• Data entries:
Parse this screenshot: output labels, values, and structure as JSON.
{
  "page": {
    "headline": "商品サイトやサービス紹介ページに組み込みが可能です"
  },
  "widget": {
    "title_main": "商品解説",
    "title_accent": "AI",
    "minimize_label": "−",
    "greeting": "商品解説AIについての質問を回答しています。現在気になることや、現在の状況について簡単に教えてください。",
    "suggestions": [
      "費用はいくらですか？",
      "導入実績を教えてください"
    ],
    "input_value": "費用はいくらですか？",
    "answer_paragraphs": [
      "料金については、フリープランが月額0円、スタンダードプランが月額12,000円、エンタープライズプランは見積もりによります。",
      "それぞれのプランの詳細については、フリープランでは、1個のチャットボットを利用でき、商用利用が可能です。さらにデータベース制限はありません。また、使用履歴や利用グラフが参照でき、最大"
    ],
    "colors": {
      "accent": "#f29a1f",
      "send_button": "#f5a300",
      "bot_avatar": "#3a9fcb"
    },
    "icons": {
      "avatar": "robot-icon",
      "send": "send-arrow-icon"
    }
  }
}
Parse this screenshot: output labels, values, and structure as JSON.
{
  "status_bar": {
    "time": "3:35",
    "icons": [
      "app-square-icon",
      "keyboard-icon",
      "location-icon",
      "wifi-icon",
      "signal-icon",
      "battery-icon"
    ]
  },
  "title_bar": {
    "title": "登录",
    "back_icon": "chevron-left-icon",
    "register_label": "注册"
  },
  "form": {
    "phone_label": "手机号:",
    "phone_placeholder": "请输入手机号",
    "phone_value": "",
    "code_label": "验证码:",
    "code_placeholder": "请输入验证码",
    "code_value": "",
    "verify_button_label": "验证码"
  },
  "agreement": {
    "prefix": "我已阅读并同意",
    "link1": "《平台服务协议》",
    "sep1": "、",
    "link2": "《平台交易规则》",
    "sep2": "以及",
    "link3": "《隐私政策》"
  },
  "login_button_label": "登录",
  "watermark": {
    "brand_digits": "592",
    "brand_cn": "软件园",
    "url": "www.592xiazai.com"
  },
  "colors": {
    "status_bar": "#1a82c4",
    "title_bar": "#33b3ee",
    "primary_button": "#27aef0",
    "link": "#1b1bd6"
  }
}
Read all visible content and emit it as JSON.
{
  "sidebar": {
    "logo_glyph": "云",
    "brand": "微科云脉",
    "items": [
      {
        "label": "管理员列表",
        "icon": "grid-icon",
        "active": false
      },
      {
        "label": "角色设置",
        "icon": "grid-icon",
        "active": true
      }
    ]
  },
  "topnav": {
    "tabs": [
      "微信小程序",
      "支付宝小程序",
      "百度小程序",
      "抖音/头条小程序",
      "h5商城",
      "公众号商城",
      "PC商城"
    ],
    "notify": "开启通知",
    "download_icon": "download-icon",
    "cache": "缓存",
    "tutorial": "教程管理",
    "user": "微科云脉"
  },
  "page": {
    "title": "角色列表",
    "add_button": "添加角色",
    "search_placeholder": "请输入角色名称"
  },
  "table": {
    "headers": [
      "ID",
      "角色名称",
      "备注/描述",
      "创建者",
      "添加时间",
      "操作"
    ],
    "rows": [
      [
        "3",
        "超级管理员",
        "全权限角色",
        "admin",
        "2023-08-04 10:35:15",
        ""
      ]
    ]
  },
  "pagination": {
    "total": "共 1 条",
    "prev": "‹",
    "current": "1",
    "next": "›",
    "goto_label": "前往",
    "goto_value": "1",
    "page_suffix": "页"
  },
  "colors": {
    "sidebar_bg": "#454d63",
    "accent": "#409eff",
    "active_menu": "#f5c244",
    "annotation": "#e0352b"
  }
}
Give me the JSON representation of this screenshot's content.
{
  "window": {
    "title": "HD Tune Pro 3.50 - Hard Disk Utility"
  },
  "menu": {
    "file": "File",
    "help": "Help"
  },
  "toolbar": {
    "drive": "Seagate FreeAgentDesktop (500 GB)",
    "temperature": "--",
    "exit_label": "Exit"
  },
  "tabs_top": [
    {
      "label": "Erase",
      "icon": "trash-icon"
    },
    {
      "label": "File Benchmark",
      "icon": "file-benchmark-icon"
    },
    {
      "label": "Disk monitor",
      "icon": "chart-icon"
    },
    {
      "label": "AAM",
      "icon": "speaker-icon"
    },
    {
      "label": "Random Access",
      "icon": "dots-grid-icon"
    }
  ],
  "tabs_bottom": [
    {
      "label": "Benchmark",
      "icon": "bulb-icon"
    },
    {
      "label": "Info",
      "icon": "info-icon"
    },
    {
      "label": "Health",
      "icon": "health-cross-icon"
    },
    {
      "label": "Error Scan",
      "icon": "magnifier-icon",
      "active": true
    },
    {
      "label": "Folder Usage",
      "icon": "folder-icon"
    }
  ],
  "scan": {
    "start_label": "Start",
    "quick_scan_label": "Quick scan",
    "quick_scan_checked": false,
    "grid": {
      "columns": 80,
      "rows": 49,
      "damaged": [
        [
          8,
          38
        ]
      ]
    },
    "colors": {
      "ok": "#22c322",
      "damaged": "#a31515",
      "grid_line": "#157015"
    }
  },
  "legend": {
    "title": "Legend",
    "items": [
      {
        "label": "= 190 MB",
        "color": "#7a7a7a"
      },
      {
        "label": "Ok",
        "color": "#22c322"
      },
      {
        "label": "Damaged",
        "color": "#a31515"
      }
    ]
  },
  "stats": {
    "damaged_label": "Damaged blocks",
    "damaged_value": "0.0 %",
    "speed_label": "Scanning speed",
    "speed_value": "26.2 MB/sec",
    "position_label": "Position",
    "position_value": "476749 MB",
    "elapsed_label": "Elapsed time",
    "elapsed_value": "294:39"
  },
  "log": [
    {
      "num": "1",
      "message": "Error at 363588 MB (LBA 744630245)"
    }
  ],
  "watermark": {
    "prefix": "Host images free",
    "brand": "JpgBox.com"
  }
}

• Directive:
Reproduce every record above exactly as it appears.

• Final result:
Parse this screenshot: output labels, values, and structure as JSON.
{
  "page": {
    "headline": "商品サイトやサービス紹介ページに組み込みが可能です"
  },
  "widget": {
    "title_main": "商品解説",
    "title_accent": "AI",
    "minimize_label": "−",
    "greeting": "商品解説AIについての質問を回答しています。現在気になることや、現在の状況について簡単に教えてください。",
    "suggestions": [
      "費用はいくらですか？",
      "導入実績を教えてください"
    ],
    "input_value": "費用はいくらですか？",
    "answer_paragraphs": [
      "料金については、フリープランが月額0円、スタンダードプランが月額12,000円、エンタープライズプランは見積もりによります。",
      "それぞれのプランの詳細については、フリープランでは、1個のチャットボットを利用でき、商用利用が可能です。さらにデータベース制限はありません。また、使用履歴や利用グラフが参照でき、最大"
    ],
    "colors": {
      "accent": "#f29a1f",
      "send_button": "#f5a300",
      "bot_avatar": "#3a9fcb"
    },
    "icons": {
      "avatar": "robot-icon",
      "send": "send-arrow-icon"
    }
  }
}
Parse this screenshot: output labels, values, and structure as JSON.
{
  "status_bar": {
    "time": "3:35",
    "icons": [
      "app-square-icon",
      "keyboard-icon",
      "location-icon",
      "wifi-icon",
      "signal-icon",
      "battery-icon"
    ]
  },
  "title_bar": {
    "title": "登录",
    "back_icon": "chevron-left-icon",
    "register_label": "注册"
  },
  "form": {
    "phone_label": "手机号:",
    "phone_placeholder": "请输入手机号",
    "phone_value": "",
    "code_label": "验证码:",
    "code_placeholder": "请输入验证码",
    "code_value": "",
    "verify_button_label": "验证码"
  },
  "agreement": {
    "prefix": "我已阅读并同意",
    "link1": "《平台服务协议》",
    "sep1": "、",
    "link2": "《平台交易规则》",
    "sep2": "以及",
    "link3": "《隐私政策》"
  },
  "login_button_label": "登录",
  "watermark": {
    "brand_digits": "592",
    "brand_cn": "软件园",
    "url": "www.592xiazai.com"
  },
  "colors": {
    "status_bar": "#1a82c4",
    "title_bar": "#33b3ee",
    "primary_button": "#27aef0",
    "link": "#1b1bd6"
  }
}
Read all visible content and emit it as JSON.
{
  "sidebar": {
    "logo_glyph": "云",
    "brand": "微科云脉",
    "items": [
      {
        "label": "管理员列表",
        "icon": "grid-icon",
        "active": false
      },
      {
        "label": "角色设置",
        "icon": "grid-icon",
        "active": true
      }
    ]
  },
  "topnav": {
    "tabs": [
      "微信小程序",
      "支付宝小程序",
      "百度小程序",
      "抖音/头条小程序",
      "h5商城",
      "公众号商城",
      "PC商城"
    ],
    "notify": "开启通知",
    "download_icon": "download-icon",
    "cache": "缓存",
    "tutorial": "教程管理",
    "user": "微科云脉"
  },
  "page": {
    "title": "角色列表",
    "add_button": "添加角色",
    "search_placeholder": "请输入角色名称"
  },
  "table": {
    "headers": [
      "ID",
      "角色名称",
      "备注/描述",
      "创建者",
      "添加时间",
      "操作"
    ],
    "rows": [
      [
        "3",
        "超级管理员",
        "全权限角色",
        "admin",
        "2023-08-04 10:35:15",
        ""
      ]
    ]
  },
  "pagination": {
    "total": "共 1 条",
    "prev": "‹",
    "current": "1",
    "next": "›",
    "goto_label": "前往",
    "goto_value": "1",
    "page_suffix": "页"
  },
  "colors": {
    "sidebar_bg": "#454d63",
    "accent": "#409eff",
    "active_menu": "#f5c244",
    "annotation": "#e0352b"
  }
}
Give me the JSON representation of this screenshot's content.
{
  "window": {
    "title": "HD Tune Pro 3.50 - Hard Disk Utility"
  },
  "menu": {
    "file": "File",
    "help": "Help"
  },
  "toolbar": {
    "drive": "Seagate FreeAgentDesktop (500 GB)",
    "temperature": "--",
    "exit_label": "Exit"
  },
  "tabs_top": [
    {
      "label": "Erase",
      "icon": "trash-icon"
    },
    {
      "label": "File Benchmark",
      "icon": "file-benchmark-icon"
    },
    {
      "label": "Disk monitor",
      "icon": "chart-icon"
    },
    {
      "label": "AAM",
      "icon": "speaker-icon"
    },
    {
      "label": "Random Access",
      "icon": "dots-grid-icon"
    }
  ],
  "tabs_bottom": [
    {
      "label": "Benchmark",
      "icon": "bulb-icon"
    },
    {
      "label": "Info",
      "icon": "info-icon"
    },
    {
      "label": "Health",
      "icon": "health-cross-icon"
    },
    {
      "label": "Error Scan",
      "icon": "magnifier-icon",
      "active": true
    },
    {
      "label": "Folder Usage",
      "icon": "folder-icon"
    }
  ],
  "scan": {
    "start_label": "Start",
    "quick_scan_label": "Quick scan",
    "quick_scan_checked": false,
    "grid": {
      "columns": 80,
      "rows": 49,
      "damaged": [
        [
          8,
          38
        ]
      ]
    },
    "colors": {
      "ok": "#22c322",
      "damaged": "#a31515",
      "grid_line": "#157015"
    }
  },
  "legend": {
    "title": "Legend",
    "items": [
      {
        "label": "= 190 MB",
        "color": "#7a7a7a"
      },
      {
        "label": "Ok",
        "color": "#22c322"
      },
      {
        "label": "Damaged",
        "color": "#a31515"
      }
    ]
  },
  "stats": {
    "damaged_label": "Damaged blocks",
    "damaged_value": "0.0 %",
    "speed_label": "Scanning speed",
    "speed_value": "26.2 MB/sec",
    "position_label": "Position",
    "position_value": "476749 MB",
    "elapsed_label": "Elapsed time",
    "elapsed_value": "294:39"
  },
  "log": [
    {
      "num": "1",
      "message": "Error at 363588 MB (LBA 744630245)"
    }
  ],
  "watermark": {
    "prefix": "Host images free",
    "brand": "JpgBox.com"
  }
}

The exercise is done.